* [GOAL OF THE EXERCISE] Determine how many lines contain the string "name", then reply with that figure only.

Figure collection entries:
===============

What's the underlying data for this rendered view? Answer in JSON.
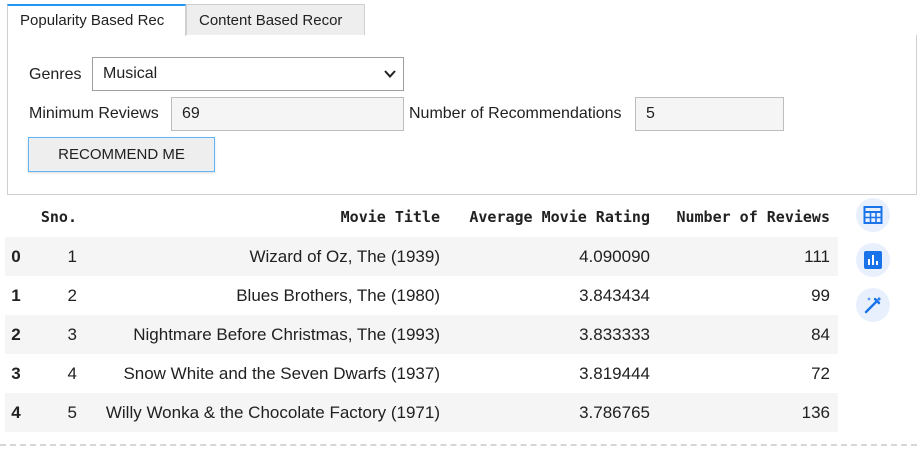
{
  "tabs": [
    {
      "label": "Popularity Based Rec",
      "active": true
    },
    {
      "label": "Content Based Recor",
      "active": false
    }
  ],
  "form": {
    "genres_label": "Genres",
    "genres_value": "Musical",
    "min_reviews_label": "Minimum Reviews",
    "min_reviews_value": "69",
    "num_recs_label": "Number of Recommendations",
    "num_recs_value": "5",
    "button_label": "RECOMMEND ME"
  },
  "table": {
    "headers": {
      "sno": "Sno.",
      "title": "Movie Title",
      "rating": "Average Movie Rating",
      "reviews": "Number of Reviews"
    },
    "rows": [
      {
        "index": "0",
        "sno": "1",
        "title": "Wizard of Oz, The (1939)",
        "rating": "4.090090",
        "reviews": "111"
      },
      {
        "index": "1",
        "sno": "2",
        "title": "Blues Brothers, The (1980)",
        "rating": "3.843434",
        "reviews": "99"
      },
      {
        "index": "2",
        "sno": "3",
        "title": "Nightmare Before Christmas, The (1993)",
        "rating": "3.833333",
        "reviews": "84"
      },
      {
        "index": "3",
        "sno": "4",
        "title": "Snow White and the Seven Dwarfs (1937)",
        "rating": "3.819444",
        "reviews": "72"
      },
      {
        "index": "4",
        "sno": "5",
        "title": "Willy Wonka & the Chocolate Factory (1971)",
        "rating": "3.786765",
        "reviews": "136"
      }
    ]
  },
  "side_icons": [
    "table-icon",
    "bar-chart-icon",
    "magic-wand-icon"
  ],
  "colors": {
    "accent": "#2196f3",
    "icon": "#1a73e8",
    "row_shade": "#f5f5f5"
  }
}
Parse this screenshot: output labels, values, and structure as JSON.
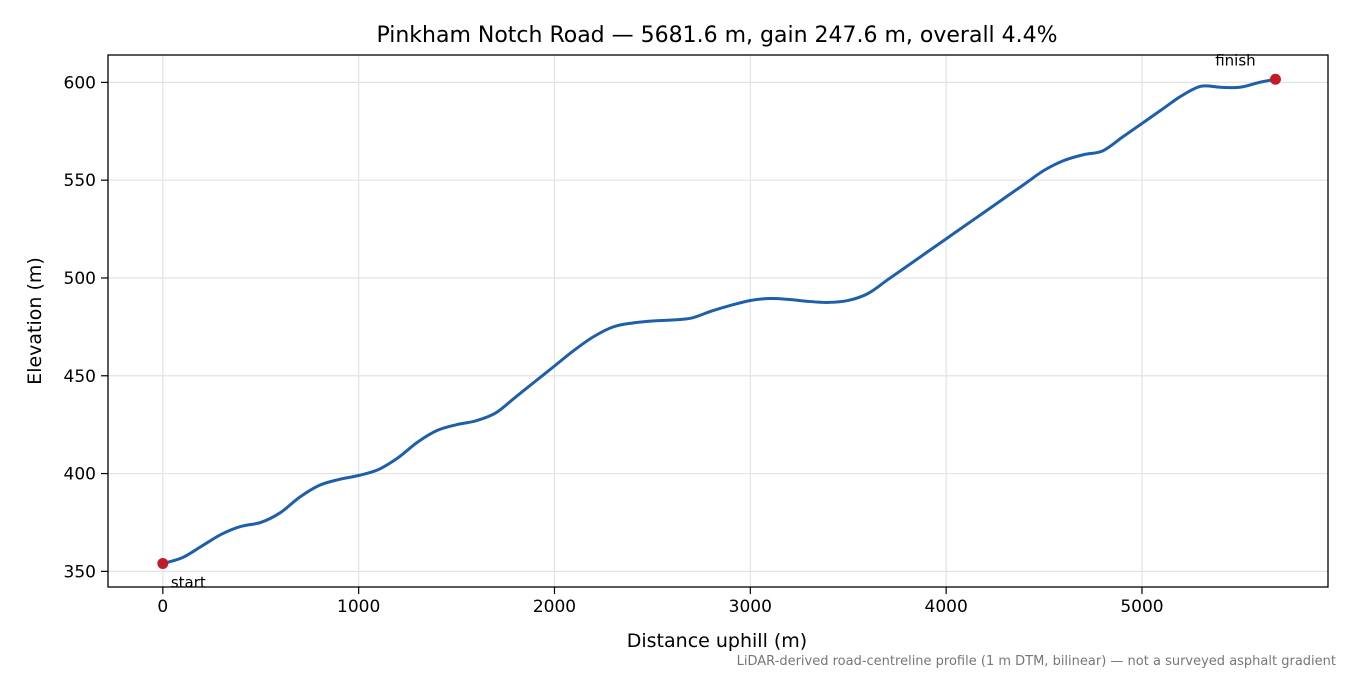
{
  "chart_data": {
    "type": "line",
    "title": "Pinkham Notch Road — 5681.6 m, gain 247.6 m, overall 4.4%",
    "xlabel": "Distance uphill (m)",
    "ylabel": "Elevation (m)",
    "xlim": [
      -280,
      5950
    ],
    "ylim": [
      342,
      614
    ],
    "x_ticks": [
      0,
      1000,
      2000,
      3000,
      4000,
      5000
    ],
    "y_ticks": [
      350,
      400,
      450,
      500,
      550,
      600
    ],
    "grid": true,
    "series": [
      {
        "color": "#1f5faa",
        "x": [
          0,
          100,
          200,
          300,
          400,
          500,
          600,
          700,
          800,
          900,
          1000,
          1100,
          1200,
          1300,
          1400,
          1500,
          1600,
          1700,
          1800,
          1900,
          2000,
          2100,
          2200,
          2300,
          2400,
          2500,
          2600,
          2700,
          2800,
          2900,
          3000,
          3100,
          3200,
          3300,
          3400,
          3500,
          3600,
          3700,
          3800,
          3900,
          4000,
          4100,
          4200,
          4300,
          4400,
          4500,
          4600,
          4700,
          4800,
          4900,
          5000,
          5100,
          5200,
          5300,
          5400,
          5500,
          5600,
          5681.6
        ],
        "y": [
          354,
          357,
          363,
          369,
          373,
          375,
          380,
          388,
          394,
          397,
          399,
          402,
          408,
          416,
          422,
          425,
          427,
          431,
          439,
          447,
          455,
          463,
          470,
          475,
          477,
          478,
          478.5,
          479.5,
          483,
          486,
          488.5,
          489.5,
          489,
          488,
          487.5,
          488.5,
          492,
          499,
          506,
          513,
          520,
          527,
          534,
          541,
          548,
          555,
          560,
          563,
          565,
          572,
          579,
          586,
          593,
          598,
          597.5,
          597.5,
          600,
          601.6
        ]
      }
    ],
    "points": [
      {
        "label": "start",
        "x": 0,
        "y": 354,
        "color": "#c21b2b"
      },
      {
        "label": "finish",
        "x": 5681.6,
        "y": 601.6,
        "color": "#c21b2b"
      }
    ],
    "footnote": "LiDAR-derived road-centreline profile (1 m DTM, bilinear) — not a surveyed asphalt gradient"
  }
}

===============

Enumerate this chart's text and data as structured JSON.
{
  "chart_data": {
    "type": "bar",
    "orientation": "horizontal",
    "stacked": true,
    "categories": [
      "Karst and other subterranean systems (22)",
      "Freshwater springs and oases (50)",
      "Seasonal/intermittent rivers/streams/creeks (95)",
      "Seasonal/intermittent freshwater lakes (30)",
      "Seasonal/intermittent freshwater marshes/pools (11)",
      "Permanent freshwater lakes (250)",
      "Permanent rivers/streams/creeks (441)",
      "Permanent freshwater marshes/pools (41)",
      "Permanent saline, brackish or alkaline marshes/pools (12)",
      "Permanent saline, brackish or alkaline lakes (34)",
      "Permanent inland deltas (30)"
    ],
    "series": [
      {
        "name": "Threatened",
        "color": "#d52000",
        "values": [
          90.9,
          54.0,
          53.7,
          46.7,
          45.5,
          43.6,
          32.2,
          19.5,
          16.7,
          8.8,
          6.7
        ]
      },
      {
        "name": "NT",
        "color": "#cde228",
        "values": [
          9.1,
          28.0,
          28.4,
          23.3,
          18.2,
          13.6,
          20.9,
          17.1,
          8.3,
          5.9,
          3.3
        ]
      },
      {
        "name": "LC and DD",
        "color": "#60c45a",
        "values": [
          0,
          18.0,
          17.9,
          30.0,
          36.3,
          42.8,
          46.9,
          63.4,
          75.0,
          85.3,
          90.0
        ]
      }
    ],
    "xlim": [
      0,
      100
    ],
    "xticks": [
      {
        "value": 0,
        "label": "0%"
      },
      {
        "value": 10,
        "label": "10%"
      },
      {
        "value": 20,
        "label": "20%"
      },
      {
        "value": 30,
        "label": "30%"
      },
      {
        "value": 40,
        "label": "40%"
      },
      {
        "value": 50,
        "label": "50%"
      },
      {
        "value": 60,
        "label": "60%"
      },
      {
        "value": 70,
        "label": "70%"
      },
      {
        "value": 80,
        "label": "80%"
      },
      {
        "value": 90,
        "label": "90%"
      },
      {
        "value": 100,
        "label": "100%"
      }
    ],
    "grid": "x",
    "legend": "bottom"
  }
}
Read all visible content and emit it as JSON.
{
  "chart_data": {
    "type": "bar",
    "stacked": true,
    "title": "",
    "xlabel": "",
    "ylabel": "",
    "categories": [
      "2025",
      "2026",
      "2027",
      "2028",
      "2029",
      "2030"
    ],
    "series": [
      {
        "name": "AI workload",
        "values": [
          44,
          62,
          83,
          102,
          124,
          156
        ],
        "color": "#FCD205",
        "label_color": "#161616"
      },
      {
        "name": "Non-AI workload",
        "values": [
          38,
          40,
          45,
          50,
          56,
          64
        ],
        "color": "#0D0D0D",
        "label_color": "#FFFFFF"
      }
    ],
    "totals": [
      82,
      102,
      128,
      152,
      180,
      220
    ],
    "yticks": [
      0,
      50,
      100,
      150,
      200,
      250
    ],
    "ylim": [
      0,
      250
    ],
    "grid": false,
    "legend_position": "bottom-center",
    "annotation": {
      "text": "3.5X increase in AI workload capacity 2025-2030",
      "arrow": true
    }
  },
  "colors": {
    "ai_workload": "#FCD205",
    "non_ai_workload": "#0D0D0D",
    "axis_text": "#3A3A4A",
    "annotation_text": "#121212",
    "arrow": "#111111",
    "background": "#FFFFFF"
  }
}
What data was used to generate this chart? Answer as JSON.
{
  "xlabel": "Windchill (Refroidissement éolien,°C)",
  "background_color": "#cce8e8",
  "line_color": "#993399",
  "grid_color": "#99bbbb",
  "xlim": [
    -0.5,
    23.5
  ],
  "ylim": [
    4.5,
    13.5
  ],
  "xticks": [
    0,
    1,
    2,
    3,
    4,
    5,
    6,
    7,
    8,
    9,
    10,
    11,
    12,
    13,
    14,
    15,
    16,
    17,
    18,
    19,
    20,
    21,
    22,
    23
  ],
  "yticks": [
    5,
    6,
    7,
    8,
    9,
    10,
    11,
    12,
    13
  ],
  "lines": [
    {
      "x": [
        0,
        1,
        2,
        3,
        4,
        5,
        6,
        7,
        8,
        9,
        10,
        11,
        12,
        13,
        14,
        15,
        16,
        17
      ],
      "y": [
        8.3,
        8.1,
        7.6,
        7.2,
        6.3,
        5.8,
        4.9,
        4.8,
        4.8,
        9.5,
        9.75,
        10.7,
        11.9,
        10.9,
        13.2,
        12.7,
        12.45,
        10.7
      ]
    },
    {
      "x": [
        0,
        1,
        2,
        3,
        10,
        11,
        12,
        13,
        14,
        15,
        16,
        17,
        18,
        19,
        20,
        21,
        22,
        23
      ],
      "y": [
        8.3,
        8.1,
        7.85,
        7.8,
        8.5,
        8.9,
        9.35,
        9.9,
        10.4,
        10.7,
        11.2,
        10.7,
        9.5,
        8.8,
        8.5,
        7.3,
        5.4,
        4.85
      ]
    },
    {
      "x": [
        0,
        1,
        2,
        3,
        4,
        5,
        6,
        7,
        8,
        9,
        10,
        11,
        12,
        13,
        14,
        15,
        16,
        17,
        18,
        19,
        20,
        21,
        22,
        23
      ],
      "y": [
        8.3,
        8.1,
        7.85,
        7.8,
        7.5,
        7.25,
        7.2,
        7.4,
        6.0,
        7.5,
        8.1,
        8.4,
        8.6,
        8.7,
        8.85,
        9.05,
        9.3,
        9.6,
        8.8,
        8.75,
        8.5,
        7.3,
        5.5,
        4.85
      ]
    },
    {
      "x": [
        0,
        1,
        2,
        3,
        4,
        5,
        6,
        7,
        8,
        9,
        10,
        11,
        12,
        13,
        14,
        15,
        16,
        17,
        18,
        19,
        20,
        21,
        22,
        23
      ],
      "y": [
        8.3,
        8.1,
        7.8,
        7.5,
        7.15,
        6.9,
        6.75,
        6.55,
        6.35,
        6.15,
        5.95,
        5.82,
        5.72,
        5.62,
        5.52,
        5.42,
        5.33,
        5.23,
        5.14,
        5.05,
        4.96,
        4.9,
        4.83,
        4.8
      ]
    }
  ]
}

===============

* [RESULT BELOW] 5